### TEXTE ###

« Il faut lutter contre les trafics agroalimentaires »

Phénomènes criminels nouveaux, les fraudes et contrefaçons alimentaires prennent une ampleur internationale. Chargé de projets à l’Oclaesp, le lieutenant-colonel Monteil a eu pour mission d’organiser le premier séminaire européen sur la lutte contre les trafics agroalimentaires, qui se tient à Paris du 6 au 8 octobre.
Les Marchés Hebdo : Pensez vous que les trafics agroalimentaires connaissent réellement une forte croissance aujourd’hui ?

### DONNÉES FOURNIES ###

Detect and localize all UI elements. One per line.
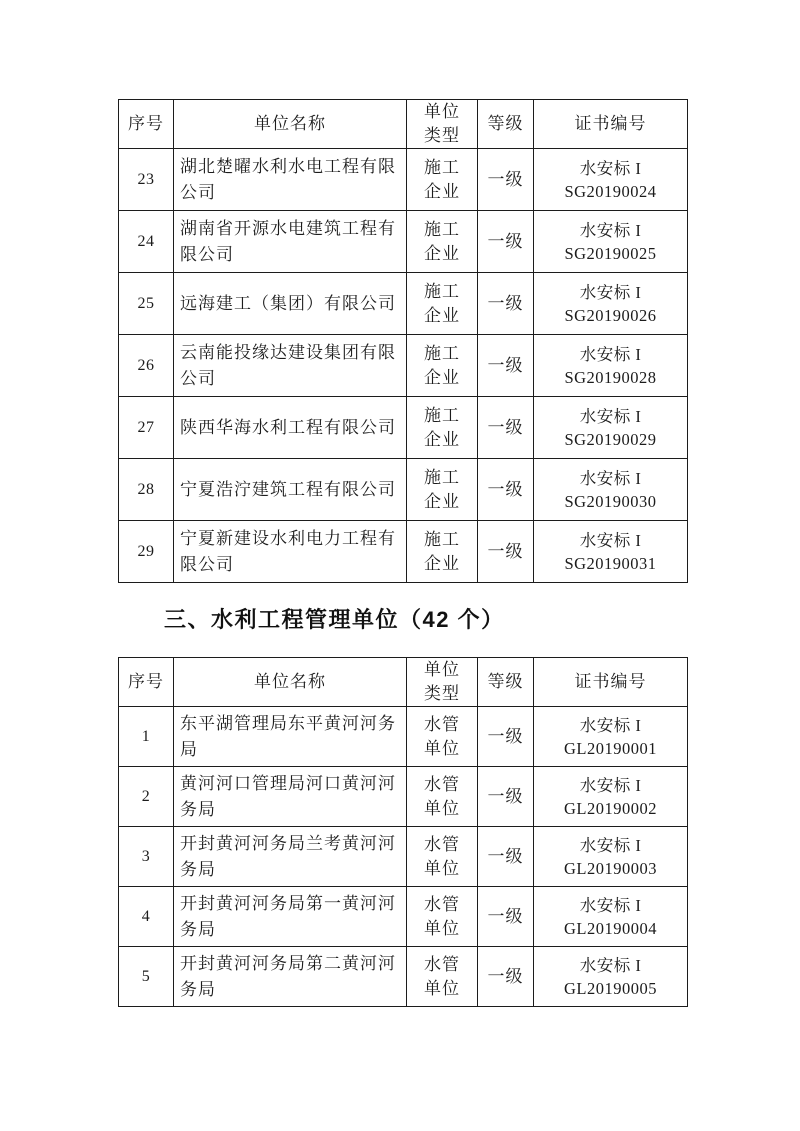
- certificate-number: [534, 827, 688, 887]
- row-number: 2: [119, 767, 174, 827]
- table-row: [119, 397, 688, 459]
- col-header-cert-number: 证书编号: [534, 658, 688, 707]
- certificate-code: GL20190005: [564, 978, 657, 998]
- unit-type: 水管单位: [407, 887, 478, 947]
- row-number: 4: [119, 887, 174, 947]
- unit-name: 东平湖管理局东平黄河河务局: [174, 707, 407, 767]
- certificate-code: GL20190003: [564, 858, 657, 878]
- unit-name: 云南能投缘达建设集团有限公司: [174, 335, 407, 397]
- certificate-number: [534, 521, 688, 583]
- certificate-number: [534, 459, 688, 521]
- grade: 一级: [478, 397, 534, 459]
- unit-name: 开封黄河河务局第二黄河河务局: [174, 947, 407, 1007]
- certificate-number: [534, 947, 688, 1007]
- certificate-code: SG20190028: [564, 367, 657, 387]
- col-header-grade: 等级: [478, 658, 534, 707]
- table-row: [119, 211, 688, 273]
- certificate-code: SG20190031: [564, 553, 657, 573]
- certificate-number: [534, 707, 688, 767]
- certificate-code: SG20190025: [564, 243, 657, 263]
- certificate-number: [534, 767, 688, 827]
- unit-name: 宁夏浩泞建筑工程有限公司: [174, 459, 407, 521]
- unit-type: 水管单位: [407, 767, 478, 827]
- unit-type: 水管单位: [407, 707, 478, 767]
- unit-type: 水管单位: [407, 827, 478, 887]
- row-number: 5: [119, 947, 174, 1007]
- certificate-prefix: 水安标 I: [579, 220, 642, 240]
- grade: 一级: [478, 149, 534, 211]
- unit-name: 开封黄河河务局第一黄河河务局: [174, 887, 407, 947]
- grade: 一级: [478, 947, 534, 1007]
- certificate-prefix: 水安标 I: [579, 895, 642, 915]
- certificate-prefix: 水安标 I: [579, 158, 642, 178]
- unit-type: 施工企业: [407, 149, 478, 211]
- table-header-row: [119, 658, 688, 707]
- certificate-number: [534, 149, 688, 211]
- certificate-number: [534, 273, 688, 335]
- col-header-unit-name: 单位名称: [174, 100, 407, 149]
- certificate-prefix: 水安标 I: [579, 715, 642, 735]
- certificate-prefix: 水安标 I: [579, 282, 642, 302]
- unit-type: 施工企业: [407, 459, 478, 521]
- table-row: [119, 335, 688, 397]
- grade: 一级: [478, 707, 534, 767]
- table-row: [119, 827, 688, 887]
- certificate-code: SG20190024: [564, 181, 657, 201]
- table-row: [119, 707, 688, 767]
- certificate-prefix: 水安标 I: [579, 344, 642, 364]
- row-number: 23: [119, 149, 174, 211]
- table-row: [119, 947, 688, 1007]
- certificate-number: [534, 211, 688, 273]
- grade: 一级: [478, 827, 534, 887]
- certificate-prefix: 水安标 I: [579, 835, 642, 855]
- certificate-prefix: 水安标 I: [579, 406, 642, 426]
- certificate-code: GL20190004: [564, 918, 657, 938]
- certificate-prefix: 水安标 I: [579, 955, 642, 975]
- unit-name: 远海建工（集团）有限公司: [174, 273, 407, 335]
- unit-name: 开封黄河河务局兰考黄河河务局: [174, 827, 407, 887]
- unit-type: 水管单位: [407, 947, 478, 1007]
- col-header-unit-name: 单位名称: [174, 658, 407, 707]
- certificate-code: GL20190002: [564, 798, 657, 818]
- unit-name: 黄河河口管理局河口黄河河务局: [174, 767, 407, 827]
- table-row: [119, 459, 688, 521]
- unit-type: 施工企业: [407, 211, 478, 273]
- certificate-code: SG20190026: [564, 305, 657, 325]
- row-number: 3: [119, 827, 174, 887]
- row-number: 26: [119, 335, 174, 397]
- certificate-code: SG20190030: [564, 491, 657, 511]
- table-header-row: [119, 100, 688, 149]
- row-number: 29: [119, 521, 174, 583]
- table-row: [119, 767, 688, 827]
- unit-type: 施工企业: [407, 397, 478, 459]
- grade: 一级: [478, 767, 534, 827]
- row-number: 24: [119, 211, 174, 273]
- unit-type: 施工企业: [407, 335, 478, 397]
- table-row: [119, 521, 688, 583]
- construction-units-table: [118, 99, 688, 583]
- unit-name: 湖南省开源水电建筑工程有限公司: [174, 211, 407, 273]
- unit-name: 宁夏新建设水利电力工程有限公司: [174, 521, 407, 583]
- certificate-number: [534, 887, 688, 947]
- unit-name: 湖北楚曜水利水电工程有限公司: [174, 149, 407, 211]
- certificate-number: [534, 397, 688, 459]
- row-number: 27: [119, 397, 174, 459]
- row-number: 28: [119, 459, 174, 521]
- management-units-table: [118, 657, 688, 1007]
- col-header-cert-number: 证书编号: [534, 100, 688, 149]
- col-header-index: 序号: [119, 100, 174, 149]
- col-header-grade: 等级: [478, 100, 534, 149]
- grade: 一级: [478, 273, 534, 335]
- table-row: [119, 887, 688, 947]
- grade: 一级: [478, 459, 534, 521]
- certificate-prefix: 水安标 I: [579, 468, 642, 488]
- certificate-prefix: 水安标 I: [579, 775, 642, 795]
- col-header-unit-type: 单位类型: [407, 658, 478, 707]
- row-number: 1: [119, 707, 174, 767]
- certificate-code: SG20190029: [564, 429, 657, 449]
- col-header-index: 序号: [119, 658, 174, 707]
- table-row: [119, 273, 688, 335]
- grade: 一级: [478, 521, 534, 583]
- grade: 一级: [478, 211, 534, 273]
- row-number: 25: [119, 273, 174, 335]
- grade: 一级: [478, 335, 534, 397]
- col-header-unit-type: 单位类型: [407, 100, 478, 149]
- section-title: 三、水利工程管理单位（42 个）: [164, 607, 505, 632]
- unit-type: 施工企业: [407, 521, 478, 583]
- certificate-number: [534, 335, 688, 397]
- unit-name: 陕西华海水利工程有限公司: [174, 397, 407, 459]
- unit-type: 施工企业: [407, 273, 478, 335]
- certificate-code: GL20190001: [564, 738, 657, 758]
- grade: 一级: [478, 887, 534, 947]
- certificate-prefix: 水安标 I: [579, 530, 642, 550]
- table-row: [119, 149, 688, 211]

###

TRAVAIL À FAIRE →
1 – Les affirmations suivantes concordent-elles avec le texte sur les trafics agroalimentaires ? Répondez à chacune par oui ou par non en citant mot pour mot les mots du texte qui tranchent : (a) Le lieutenant-colonel Monteil est chargé de projets à l’Oclaesp. (b) Le séminaire organisé est le deuxième séminaire européen sur la lutte contre les trafics agroalimentaires. (c) Le séminaire se déroule à Lyon.
2 – Recopiez le passage du texte sur les trafics agroalimentaires qui va de « Phénomènes criminels nouveaux, les » jusqu’à « croissance aujourd’hui ? » inclus.

CORRIGÉ DES EXERCICES →
1 –
(a) Oui : « Chargé de projets à l’Oclaesp, le lieutenant-colonel Monteil »
(b) Non : « le premier séminaire européen sur la lutte contre les trafics agroalimentaires »
(c) Non : « qui se tient à Paris du 6 au 8 octobre »

2 –
Phénomènes criminels nouveaux, les fraudes et contrefaçons alimentaires prennent une ampleur internationale. Chargé de projets à l’Oclaesp, le lieutenant-colonel Monteil a eu pour mission d’organiser le premier séminaire européen sur la lutte contre les trafics agroalimentaires, qui se tient à Paris du 6 au 8 octobre.
Les Marchés Hebdo : Pensez vous que les trafics agroalimentaires connaissent réellement une forte croissance aujourd’hui ?